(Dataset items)
☆ ☆ ☆

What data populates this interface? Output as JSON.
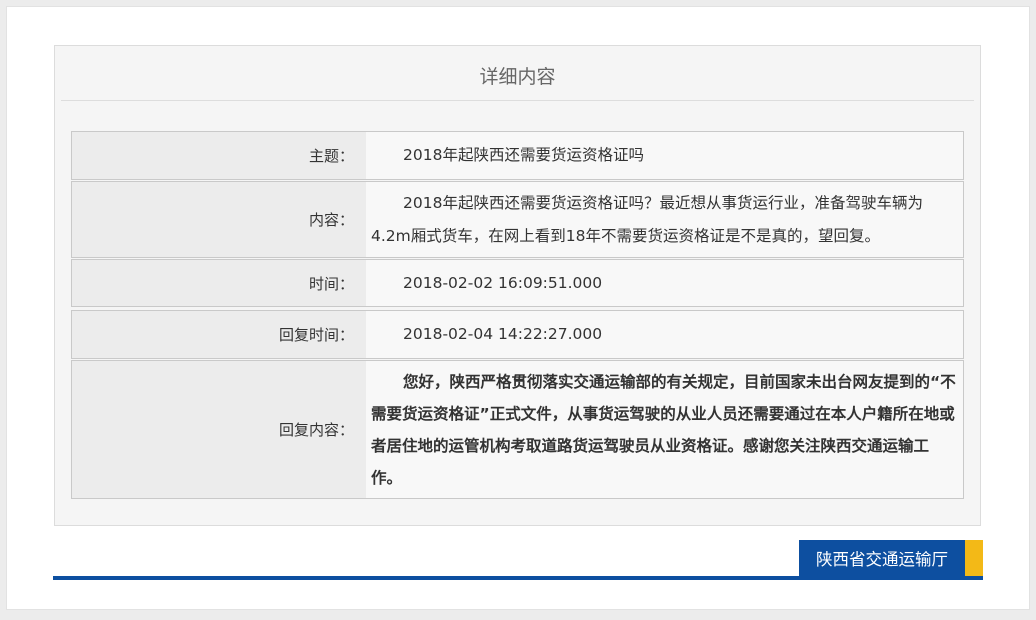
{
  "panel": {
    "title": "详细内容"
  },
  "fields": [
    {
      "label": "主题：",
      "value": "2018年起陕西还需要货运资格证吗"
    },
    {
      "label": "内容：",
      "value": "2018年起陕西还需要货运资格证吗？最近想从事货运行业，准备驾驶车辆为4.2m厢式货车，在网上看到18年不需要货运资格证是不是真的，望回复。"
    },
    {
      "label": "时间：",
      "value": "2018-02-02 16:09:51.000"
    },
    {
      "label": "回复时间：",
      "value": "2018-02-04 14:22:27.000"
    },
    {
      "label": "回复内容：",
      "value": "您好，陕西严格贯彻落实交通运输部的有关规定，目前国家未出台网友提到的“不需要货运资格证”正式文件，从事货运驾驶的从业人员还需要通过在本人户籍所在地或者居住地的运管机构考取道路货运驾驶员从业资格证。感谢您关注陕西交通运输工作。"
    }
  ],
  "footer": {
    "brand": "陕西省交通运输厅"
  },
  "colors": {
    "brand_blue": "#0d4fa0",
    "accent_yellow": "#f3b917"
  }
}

☆ ☆ ☆

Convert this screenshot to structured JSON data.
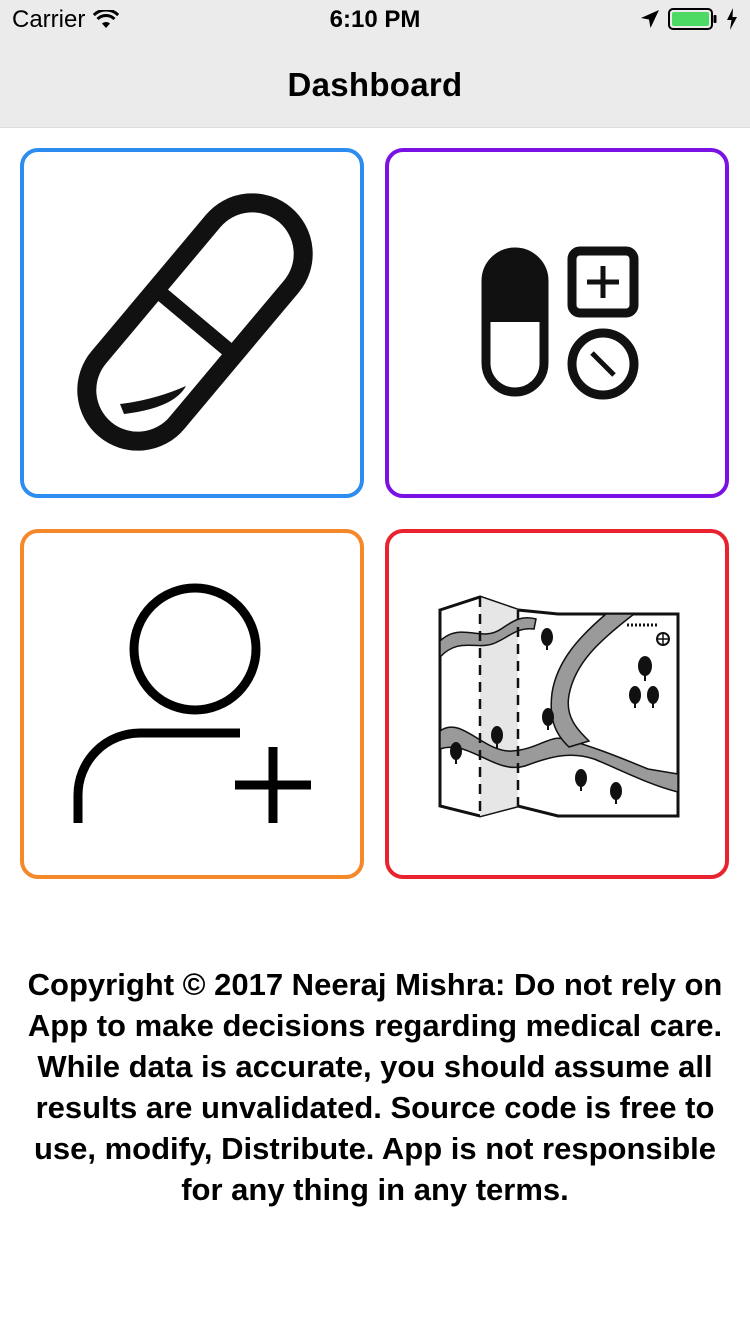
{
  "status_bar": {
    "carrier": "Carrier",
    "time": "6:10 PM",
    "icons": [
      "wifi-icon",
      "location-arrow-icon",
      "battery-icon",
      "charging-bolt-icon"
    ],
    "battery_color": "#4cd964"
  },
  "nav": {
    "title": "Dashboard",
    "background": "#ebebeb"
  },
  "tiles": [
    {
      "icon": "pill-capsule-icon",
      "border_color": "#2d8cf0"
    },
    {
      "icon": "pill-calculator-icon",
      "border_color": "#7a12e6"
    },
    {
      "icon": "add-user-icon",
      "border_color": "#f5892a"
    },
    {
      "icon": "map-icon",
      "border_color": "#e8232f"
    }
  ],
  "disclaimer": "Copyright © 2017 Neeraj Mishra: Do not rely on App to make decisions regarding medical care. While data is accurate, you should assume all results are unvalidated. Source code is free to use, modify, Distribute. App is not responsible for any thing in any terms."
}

☆ ☆ ☆

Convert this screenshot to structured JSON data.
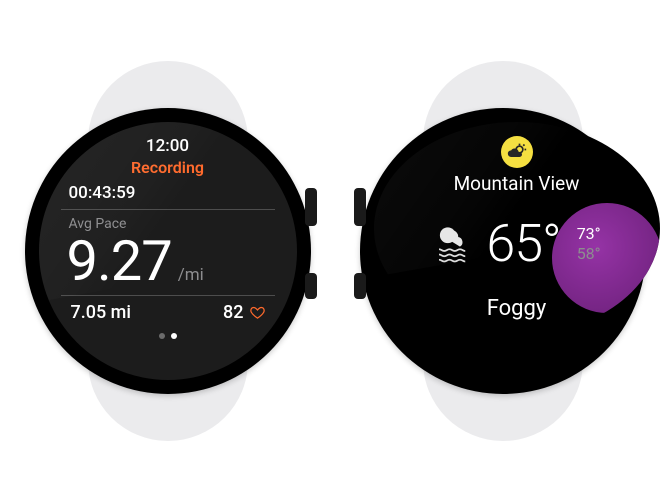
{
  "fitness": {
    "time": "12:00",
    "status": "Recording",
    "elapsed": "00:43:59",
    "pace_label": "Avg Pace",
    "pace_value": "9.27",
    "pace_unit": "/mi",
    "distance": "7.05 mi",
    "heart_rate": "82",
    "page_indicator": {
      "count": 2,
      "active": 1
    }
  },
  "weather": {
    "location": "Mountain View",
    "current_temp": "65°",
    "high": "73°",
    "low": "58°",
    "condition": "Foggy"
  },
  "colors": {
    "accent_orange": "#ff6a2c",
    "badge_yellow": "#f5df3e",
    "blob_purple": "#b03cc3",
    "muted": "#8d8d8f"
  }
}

☆ ☆ ☆

◆ **WHAT YOU SHOULD DO**
Count the lines above in which the word "pill" appears, then state only that count.

◆ **SOLUTION BELOW**
2